:: INPUT FOR THIS TASK

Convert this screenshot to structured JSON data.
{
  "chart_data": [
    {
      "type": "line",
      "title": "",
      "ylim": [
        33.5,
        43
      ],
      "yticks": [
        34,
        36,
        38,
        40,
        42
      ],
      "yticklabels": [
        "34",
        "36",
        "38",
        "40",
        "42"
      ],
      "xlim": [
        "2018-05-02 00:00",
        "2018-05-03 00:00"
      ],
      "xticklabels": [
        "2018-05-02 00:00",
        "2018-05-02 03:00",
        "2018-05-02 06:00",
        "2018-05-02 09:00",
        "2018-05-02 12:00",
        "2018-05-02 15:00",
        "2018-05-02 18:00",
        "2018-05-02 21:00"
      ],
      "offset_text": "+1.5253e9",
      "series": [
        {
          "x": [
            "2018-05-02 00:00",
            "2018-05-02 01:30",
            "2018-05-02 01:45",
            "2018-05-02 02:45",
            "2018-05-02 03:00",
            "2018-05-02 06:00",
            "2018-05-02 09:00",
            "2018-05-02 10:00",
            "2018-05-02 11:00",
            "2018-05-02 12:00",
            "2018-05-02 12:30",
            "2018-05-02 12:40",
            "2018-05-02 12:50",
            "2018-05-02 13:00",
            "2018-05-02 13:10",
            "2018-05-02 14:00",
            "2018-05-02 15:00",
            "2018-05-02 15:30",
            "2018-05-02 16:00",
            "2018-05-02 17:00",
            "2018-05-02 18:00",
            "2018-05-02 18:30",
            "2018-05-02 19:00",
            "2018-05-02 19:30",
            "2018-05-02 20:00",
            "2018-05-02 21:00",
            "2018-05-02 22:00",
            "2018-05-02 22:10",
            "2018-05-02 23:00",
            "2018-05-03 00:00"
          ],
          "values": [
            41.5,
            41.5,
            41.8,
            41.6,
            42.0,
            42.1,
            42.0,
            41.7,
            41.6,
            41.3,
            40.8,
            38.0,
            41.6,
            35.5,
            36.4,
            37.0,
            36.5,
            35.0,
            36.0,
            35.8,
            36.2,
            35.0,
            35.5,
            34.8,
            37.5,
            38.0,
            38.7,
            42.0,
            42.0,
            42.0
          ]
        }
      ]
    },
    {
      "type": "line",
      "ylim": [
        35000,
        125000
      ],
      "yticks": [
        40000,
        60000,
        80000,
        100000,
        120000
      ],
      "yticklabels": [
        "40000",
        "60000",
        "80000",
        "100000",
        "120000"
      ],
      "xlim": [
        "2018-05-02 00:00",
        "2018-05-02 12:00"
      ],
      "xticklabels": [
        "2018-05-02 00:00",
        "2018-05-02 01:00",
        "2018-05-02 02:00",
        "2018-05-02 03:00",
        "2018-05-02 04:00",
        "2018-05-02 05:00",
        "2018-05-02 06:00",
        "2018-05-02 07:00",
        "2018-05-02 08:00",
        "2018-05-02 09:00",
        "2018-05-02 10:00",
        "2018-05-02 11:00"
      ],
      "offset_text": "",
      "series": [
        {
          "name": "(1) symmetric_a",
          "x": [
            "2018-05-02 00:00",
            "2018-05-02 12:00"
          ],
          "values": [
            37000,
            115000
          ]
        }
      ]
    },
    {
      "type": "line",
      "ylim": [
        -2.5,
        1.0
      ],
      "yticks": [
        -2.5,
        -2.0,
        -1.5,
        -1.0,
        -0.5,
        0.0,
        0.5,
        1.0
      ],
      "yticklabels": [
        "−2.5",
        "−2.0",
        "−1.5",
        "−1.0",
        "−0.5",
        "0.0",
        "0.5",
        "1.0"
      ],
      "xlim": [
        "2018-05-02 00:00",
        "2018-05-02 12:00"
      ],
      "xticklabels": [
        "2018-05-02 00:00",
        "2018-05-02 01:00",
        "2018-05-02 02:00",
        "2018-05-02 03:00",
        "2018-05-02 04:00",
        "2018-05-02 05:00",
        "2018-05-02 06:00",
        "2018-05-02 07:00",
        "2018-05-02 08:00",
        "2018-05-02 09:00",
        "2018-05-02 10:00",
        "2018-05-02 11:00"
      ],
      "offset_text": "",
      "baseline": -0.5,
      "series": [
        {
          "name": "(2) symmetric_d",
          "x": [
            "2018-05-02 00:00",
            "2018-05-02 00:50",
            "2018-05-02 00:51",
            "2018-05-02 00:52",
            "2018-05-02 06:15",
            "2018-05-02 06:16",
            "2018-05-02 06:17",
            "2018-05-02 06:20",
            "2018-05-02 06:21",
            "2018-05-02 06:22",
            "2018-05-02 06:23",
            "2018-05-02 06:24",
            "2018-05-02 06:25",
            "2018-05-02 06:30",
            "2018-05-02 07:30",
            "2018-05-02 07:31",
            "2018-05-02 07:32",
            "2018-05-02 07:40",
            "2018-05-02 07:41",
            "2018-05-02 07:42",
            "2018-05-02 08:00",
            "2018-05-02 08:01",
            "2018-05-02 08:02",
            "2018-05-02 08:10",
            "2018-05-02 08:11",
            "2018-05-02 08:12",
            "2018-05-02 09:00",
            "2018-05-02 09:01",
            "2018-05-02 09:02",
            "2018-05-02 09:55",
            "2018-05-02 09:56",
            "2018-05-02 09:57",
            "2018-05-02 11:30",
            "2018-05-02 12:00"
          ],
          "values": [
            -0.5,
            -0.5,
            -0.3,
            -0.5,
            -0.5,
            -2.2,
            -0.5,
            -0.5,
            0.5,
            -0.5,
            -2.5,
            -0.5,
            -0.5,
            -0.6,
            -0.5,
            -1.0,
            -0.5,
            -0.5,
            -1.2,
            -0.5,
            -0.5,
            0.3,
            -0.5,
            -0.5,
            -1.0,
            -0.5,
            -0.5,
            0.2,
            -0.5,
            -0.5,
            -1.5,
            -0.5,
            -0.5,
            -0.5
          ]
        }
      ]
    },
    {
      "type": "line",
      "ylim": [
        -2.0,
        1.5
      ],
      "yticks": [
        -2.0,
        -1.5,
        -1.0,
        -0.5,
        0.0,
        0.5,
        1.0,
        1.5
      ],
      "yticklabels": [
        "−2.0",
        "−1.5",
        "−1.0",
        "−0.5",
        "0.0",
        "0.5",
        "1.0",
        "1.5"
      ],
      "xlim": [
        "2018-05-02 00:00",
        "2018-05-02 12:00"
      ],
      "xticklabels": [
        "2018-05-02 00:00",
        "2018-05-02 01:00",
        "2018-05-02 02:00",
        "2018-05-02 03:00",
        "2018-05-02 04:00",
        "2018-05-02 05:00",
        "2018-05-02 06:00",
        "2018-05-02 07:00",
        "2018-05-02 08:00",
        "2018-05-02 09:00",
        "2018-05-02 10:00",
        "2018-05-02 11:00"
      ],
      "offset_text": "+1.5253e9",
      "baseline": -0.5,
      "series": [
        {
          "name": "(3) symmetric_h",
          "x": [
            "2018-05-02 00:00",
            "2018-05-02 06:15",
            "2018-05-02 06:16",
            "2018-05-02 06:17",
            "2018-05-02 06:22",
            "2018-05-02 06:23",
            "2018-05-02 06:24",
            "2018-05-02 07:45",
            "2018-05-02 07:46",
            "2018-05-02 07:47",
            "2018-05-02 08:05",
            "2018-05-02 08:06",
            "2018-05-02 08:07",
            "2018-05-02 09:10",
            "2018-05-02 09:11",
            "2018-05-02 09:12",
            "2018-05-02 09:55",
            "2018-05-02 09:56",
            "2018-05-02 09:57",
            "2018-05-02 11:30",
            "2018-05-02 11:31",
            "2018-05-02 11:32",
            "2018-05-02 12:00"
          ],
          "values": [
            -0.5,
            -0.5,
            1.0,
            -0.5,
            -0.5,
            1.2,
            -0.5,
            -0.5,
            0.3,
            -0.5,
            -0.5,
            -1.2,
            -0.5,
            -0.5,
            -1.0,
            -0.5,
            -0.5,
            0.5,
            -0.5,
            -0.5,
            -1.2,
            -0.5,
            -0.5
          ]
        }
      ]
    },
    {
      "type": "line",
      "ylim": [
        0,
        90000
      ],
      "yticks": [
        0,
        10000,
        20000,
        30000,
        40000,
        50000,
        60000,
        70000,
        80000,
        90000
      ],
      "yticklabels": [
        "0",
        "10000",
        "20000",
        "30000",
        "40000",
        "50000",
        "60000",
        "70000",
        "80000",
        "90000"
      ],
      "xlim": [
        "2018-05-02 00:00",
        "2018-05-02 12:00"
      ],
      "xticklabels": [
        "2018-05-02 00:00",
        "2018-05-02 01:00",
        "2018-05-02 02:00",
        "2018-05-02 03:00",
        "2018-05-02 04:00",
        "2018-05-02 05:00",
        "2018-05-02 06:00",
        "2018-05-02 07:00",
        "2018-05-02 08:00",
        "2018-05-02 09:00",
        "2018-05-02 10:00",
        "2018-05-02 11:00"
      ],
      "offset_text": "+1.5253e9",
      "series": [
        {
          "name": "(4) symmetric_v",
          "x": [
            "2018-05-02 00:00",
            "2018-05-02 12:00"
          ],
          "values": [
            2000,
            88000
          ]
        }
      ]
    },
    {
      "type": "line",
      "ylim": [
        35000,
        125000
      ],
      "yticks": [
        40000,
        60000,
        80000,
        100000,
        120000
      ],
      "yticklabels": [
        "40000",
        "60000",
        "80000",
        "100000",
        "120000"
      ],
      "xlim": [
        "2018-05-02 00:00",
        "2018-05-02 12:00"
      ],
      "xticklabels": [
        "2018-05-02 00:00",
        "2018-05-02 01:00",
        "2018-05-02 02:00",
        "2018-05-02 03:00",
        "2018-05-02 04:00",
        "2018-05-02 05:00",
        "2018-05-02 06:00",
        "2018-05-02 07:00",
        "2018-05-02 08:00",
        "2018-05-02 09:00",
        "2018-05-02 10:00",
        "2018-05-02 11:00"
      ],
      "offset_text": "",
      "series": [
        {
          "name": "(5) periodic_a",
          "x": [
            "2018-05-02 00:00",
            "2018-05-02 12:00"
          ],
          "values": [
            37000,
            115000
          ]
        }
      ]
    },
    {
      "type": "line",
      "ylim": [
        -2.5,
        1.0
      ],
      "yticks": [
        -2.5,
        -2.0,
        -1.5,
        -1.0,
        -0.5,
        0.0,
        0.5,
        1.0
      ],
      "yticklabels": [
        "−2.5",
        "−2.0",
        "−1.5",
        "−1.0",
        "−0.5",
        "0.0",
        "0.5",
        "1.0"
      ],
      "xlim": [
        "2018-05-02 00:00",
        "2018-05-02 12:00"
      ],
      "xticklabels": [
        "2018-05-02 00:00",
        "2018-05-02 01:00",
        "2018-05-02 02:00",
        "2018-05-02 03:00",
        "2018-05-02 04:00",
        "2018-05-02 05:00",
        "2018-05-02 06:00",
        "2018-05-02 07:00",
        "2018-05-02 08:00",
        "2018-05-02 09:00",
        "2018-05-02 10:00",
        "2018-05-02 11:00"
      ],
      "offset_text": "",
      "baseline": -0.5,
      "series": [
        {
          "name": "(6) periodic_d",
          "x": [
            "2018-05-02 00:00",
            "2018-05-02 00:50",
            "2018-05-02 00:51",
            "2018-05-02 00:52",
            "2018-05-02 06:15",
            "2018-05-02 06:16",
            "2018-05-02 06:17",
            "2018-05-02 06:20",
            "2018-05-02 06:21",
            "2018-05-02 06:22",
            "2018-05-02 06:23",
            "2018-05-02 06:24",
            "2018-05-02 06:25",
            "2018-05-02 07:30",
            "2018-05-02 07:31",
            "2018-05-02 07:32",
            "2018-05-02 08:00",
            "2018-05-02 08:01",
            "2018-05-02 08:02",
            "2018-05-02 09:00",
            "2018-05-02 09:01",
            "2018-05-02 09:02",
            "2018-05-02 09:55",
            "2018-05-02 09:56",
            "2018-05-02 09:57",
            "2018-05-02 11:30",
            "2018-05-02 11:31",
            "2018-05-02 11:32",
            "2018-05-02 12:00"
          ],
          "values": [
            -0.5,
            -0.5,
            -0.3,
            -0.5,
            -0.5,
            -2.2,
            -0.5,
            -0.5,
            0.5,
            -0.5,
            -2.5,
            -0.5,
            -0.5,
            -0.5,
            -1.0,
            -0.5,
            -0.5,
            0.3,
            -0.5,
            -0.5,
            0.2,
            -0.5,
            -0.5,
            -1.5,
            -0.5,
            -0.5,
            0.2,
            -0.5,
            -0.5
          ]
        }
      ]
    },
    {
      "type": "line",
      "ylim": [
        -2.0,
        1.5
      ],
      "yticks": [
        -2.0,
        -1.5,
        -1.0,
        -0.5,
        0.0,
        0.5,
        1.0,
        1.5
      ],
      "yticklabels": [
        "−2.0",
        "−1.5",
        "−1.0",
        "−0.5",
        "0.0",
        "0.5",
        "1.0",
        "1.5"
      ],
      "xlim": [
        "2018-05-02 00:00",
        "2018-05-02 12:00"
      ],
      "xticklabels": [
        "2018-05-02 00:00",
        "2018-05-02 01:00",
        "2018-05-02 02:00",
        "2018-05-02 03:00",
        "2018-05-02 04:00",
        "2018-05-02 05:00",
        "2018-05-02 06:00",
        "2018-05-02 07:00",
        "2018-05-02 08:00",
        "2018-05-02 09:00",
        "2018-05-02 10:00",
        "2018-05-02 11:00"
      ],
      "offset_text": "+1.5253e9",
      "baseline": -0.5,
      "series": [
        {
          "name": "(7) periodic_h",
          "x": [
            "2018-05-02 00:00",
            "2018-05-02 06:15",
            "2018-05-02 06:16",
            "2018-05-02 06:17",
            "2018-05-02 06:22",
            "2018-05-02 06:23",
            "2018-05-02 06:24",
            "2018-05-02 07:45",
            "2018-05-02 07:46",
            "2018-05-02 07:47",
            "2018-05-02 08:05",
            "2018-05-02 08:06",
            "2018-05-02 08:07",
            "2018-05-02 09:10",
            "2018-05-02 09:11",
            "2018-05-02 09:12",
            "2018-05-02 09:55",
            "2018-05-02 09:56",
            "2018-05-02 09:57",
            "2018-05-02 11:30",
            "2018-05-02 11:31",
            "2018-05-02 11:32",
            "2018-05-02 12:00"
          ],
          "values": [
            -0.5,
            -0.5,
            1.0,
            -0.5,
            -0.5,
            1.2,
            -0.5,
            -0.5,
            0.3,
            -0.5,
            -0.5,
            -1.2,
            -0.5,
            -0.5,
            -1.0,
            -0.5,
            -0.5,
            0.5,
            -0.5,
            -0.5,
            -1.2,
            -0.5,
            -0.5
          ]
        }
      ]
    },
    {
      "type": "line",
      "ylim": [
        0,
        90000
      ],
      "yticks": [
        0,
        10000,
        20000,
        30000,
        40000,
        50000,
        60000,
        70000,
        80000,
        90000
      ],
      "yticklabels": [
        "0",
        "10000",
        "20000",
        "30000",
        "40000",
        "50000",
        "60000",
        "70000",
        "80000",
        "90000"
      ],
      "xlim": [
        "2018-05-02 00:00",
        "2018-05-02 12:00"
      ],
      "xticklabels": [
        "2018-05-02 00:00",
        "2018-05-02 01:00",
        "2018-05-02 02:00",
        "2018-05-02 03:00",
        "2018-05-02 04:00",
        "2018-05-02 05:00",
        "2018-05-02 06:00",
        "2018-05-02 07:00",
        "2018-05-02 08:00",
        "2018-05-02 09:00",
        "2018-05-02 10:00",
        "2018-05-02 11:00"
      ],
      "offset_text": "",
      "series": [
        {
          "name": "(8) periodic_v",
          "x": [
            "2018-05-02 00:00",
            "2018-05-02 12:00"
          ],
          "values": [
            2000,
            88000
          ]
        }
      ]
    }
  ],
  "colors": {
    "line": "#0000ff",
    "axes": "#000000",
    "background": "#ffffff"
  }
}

::::

Say, as a bare number, how many lines in the entries above include the string "name".

8